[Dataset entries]
--
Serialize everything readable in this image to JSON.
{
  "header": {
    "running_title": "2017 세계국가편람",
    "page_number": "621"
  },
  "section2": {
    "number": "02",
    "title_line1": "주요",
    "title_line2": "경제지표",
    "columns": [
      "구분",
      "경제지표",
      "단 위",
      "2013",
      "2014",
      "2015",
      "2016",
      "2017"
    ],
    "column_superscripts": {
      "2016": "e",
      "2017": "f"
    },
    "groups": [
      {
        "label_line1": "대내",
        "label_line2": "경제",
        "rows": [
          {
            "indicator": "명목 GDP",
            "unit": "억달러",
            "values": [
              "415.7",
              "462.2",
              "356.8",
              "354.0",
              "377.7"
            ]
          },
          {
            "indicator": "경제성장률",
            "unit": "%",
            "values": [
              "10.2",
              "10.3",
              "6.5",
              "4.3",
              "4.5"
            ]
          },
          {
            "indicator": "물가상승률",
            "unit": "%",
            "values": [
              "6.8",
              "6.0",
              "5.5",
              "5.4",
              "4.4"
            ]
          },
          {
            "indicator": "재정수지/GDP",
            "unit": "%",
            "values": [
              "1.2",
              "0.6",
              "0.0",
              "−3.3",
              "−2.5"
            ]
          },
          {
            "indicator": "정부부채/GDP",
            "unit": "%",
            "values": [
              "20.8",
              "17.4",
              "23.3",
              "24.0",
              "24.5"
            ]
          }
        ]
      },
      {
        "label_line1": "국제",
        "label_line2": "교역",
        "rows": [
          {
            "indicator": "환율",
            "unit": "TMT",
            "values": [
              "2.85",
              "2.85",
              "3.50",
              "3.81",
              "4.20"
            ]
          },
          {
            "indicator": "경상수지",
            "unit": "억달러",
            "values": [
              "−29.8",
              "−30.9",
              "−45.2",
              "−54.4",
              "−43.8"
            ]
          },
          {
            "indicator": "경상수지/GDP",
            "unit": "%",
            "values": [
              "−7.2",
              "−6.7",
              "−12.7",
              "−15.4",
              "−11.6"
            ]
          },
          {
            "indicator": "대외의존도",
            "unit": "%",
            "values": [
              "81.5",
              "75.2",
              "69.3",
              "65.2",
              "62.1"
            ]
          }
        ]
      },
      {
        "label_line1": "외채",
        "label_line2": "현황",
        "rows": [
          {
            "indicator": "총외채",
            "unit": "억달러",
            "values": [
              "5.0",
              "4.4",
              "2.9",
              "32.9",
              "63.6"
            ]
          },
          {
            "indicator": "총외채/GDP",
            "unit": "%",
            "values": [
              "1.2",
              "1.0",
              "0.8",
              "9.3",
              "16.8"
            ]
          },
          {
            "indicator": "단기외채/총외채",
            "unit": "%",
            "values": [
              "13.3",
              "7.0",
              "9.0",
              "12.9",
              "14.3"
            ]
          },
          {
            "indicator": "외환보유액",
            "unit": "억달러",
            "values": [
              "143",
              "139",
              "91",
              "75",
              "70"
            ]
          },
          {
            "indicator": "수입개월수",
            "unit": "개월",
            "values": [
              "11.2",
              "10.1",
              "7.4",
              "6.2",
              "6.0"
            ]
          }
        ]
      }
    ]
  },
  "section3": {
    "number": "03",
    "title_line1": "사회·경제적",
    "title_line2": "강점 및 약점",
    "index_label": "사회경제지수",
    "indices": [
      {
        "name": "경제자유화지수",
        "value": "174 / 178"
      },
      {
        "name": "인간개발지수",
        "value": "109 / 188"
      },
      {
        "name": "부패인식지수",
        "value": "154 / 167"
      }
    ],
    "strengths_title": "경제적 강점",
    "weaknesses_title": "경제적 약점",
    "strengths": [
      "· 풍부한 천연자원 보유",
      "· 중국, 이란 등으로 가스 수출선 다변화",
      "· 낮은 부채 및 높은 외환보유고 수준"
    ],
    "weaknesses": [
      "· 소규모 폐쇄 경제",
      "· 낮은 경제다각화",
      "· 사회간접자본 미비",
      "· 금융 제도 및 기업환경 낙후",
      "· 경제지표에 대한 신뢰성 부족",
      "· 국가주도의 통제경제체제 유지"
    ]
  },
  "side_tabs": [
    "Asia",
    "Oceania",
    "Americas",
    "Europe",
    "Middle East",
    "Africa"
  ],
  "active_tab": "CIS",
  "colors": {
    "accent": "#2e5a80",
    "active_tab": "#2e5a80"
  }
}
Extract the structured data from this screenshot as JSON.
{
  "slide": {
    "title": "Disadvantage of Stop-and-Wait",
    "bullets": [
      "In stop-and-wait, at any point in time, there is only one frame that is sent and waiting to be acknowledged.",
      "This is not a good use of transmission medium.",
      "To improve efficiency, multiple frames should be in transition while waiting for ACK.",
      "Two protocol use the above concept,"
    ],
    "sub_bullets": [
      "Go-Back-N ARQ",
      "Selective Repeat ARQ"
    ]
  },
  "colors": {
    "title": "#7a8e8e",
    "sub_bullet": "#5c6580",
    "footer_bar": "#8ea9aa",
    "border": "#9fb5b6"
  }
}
--
> **THE TASK**
Extract every line containing the string "name" from the material.

> **OUTPUT FOR THIS TASK**
        "name": "경제자유화지수",
        "name": "인간개발지수",
        "name": "부패인식지수",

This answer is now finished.